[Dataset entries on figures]
○ ○ ○ ○ ○ ○ ○
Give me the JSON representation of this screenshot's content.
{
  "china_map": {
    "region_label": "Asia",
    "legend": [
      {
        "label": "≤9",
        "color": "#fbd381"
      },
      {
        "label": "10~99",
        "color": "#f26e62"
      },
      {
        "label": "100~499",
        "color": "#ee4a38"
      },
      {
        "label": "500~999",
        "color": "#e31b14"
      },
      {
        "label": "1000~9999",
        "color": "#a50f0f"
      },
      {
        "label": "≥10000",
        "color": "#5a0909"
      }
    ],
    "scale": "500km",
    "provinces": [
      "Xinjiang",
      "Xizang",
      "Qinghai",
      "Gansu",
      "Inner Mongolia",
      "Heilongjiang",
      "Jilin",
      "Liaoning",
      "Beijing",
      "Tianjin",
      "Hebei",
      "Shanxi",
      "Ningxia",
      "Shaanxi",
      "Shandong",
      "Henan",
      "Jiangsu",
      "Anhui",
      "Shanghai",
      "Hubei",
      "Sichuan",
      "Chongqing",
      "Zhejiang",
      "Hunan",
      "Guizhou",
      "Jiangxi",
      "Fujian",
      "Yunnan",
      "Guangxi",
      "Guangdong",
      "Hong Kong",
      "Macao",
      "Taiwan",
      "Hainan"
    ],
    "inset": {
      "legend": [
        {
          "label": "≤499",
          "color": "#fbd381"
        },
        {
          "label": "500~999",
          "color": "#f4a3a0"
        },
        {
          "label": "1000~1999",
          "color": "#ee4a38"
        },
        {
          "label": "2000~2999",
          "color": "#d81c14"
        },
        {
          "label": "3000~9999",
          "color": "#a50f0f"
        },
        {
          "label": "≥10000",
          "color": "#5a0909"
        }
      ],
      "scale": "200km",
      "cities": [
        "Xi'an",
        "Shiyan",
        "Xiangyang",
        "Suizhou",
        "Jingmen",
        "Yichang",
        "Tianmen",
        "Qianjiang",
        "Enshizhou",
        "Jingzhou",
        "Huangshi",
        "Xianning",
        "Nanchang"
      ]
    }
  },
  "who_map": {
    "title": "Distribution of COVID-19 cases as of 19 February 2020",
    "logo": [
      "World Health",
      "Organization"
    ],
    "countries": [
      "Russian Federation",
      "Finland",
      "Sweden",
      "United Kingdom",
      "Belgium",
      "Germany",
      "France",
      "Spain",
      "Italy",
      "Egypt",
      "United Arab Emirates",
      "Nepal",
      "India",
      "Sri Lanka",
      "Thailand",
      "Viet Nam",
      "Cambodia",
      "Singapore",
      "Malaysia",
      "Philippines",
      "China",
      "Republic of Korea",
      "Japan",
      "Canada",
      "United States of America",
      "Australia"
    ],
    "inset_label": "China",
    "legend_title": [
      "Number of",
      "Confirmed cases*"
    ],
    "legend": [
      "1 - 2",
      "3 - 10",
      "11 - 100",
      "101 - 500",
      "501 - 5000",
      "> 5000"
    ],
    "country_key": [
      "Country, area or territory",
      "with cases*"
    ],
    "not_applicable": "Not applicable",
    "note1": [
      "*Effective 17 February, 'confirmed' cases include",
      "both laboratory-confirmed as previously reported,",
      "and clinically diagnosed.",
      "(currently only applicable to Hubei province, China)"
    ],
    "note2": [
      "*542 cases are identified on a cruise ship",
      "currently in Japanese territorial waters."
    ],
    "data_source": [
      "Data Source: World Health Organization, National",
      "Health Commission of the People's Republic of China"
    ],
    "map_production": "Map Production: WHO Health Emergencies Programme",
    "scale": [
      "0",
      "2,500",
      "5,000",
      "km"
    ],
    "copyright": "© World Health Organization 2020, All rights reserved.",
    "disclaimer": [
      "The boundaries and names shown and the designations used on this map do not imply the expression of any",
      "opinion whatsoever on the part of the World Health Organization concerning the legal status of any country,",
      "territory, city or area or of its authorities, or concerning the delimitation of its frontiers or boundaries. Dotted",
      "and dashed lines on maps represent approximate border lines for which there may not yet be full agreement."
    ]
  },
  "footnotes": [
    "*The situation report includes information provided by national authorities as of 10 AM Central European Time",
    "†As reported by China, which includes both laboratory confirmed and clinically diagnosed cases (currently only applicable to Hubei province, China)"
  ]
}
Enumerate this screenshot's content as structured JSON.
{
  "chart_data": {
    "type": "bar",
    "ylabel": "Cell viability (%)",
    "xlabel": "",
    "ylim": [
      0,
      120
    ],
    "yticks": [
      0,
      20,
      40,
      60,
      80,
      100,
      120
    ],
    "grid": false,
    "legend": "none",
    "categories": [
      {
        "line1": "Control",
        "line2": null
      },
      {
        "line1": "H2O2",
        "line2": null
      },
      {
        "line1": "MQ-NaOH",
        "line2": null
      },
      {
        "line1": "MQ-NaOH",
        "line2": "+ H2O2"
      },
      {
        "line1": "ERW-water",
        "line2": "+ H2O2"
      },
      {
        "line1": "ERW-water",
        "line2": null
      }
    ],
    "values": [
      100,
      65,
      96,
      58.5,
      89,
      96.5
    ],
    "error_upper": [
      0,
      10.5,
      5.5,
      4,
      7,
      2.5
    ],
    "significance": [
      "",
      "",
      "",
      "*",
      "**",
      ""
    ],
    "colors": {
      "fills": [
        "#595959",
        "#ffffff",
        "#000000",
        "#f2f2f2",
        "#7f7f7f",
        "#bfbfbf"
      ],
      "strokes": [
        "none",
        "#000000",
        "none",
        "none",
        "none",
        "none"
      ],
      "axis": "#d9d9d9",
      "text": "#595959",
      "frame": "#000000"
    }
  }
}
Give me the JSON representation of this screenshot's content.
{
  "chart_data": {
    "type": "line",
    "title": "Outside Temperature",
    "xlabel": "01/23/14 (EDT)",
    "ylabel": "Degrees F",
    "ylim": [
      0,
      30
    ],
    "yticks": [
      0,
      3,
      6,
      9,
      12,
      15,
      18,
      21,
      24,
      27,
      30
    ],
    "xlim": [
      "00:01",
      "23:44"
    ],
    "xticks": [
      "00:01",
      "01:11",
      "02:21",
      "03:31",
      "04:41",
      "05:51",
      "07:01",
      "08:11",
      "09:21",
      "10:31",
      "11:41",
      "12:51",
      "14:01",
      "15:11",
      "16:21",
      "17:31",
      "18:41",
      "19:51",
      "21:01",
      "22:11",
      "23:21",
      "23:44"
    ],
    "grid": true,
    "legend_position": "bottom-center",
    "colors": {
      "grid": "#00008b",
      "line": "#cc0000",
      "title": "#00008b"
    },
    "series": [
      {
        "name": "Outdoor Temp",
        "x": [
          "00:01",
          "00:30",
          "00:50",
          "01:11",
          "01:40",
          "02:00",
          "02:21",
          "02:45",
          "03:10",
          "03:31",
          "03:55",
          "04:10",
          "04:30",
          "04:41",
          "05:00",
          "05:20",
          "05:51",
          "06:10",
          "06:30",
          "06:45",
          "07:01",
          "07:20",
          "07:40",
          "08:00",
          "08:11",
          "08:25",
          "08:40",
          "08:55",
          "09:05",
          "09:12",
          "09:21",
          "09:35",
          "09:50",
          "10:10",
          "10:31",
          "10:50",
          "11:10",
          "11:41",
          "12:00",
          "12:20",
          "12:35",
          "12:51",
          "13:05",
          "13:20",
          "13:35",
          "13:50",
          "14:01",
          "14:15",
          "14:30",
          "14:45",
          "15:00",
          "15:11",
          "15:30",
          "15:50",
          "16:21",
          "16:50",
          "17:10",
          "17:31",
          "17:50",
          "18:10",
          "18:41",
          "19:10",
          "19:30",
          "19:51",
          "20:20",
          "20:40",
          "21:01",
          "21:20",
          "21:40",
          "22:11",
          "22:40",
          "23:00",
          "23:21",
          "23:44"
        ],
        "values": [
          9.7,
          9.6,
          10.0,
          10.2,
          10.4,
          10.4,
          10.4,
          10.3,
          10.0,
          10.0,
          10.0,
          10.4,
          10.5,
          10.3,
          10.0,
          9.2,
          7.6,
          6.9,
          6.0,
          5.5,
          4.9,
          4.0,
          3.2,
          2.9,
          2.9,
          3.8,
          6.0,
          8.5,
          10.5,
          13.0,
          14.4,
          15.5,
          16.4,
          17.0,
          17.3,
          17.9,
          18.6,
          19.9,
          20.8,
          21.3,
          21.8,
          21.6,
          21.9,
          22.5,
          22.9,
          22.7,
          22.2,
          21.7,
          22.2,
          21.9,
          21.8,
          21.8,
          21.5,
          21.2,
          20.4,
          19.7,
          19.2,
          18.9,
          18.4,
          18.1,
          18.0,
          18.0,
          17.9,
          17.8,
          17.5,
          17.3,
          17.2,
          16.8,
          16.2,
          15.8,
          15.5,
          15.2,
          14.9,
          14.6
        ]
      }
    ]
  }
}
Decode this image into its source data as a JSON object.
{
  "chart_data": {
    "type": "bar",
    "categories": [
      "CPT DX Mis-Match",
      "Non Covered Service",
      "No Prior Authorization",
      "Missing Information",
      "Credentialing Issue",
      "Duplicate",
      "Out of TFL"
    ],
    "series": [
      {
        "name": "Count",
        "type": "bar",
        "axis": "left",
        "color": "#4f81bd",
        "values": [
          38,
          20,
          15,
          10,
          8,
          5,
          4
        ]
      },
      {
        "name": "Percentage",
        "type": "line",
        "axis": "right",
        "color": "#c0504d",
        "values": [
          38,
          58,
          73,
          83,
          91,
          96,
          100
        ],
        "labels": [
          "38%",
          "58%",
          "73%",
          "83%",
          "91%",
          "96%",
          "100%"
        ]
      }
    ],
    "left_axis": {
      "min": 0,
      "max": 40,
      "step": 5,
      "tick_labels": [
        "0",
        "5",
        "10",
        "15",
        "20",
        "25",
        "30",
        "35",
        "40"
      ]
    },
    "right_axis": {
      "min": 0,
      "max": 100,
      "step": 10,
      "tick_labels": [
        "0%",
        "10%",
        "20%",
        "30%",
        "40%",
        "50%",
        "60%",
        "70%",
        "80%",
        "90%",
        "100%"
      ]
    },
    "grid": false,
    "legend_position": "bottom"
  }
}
○ ○ ○ ○ ○ ○ ○
Task details: Wherever a line in the data above holds "laboratory", copy that line.

Task result:
      "both laboratory-confirmed as previously reported,",
    "†As reported by China, which includes both laboratory confirmed and clinically diagnosed cases (currently only applicable to Hubei province, China)"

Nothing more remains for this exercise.